**** Data supplied
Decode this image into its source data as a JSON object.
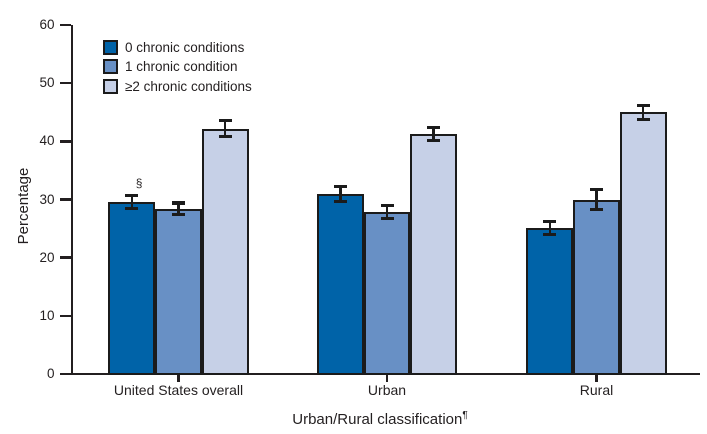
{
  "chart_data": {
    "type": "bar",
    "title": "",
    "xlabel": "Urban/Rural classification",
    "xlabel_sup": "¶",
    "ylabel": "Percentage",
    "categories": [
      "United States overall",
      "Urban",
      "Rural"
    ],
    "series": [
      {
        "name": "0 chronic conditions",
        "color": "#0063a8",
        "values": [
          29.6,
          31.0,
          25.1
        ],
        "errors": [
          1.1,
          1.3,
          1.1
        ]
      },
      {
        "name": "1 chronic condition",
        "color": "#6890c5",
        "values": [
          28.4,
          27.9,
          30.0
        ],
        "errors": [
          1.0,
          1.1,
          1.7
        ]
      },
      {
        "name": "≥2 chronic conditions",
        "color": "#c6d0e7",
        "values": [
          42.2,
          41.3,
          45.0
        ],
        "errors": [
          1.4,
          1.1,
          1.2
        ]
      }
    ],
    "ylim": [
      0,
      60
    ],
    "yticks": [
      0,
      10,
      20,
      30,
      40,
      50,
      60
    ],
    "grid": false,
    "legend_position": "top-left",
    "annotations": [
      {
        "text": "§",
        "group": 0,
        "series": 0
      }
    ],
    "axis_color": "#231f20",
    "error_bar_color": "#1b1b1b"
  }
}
********
* [Your goal]: Replicate the material above verbatim; images stay out of the copy.

* [Task output]:
Decode this image into its source data as a JSON object.
{
  "chart_data": {
    "type": "bar",
    "title": "",
    "xlabel": "Urban/Rural classification",
    "xlabel_sup": "¶",
    "ylabel": "Percentage",
    "categories": [
      "United States overall",
      "Urban",
      "Rural"
    ],
    "series": [
      {
        "name": "0 chronic conditions",
        "color": "#0063a8",
        "values": [
          29.6,
          31.0,
          25.1
        ],
        "errors": [
          1.1,
          1.3,
          1.1
        ]
      },
      {
        "name": "1 chronic condition",
        "color": "#6890c5",
        "values": [
          28.4,
          27.9,
          30.0
        ],
        "errors": [
          1.0,
          1.1,
          1.7
        ]
      },
      {
        "name": "≥2 chronic conditions",
        "color": "#c6d0e7",
        "values": [
          42.2,
          41.3,
          45.0
        ],
        "errors": [
          1.4,
          1.1,
          1.2
        ]
      }
    ],
    "ylim": [
      0,
      60
    ],
    "yticks": [
      0,
      10,
      20,
      30,
      40,
      50,
      60
    ],
    "grid": false,
    "legend_position": "top-left",
    "annotations": [
      {
        "text": "§",
        "group": 0,
        "series": 0
      }
    ],
    "axis_color": "#231f20",
    "error_bar_color": "#1b1b1b"
  }
}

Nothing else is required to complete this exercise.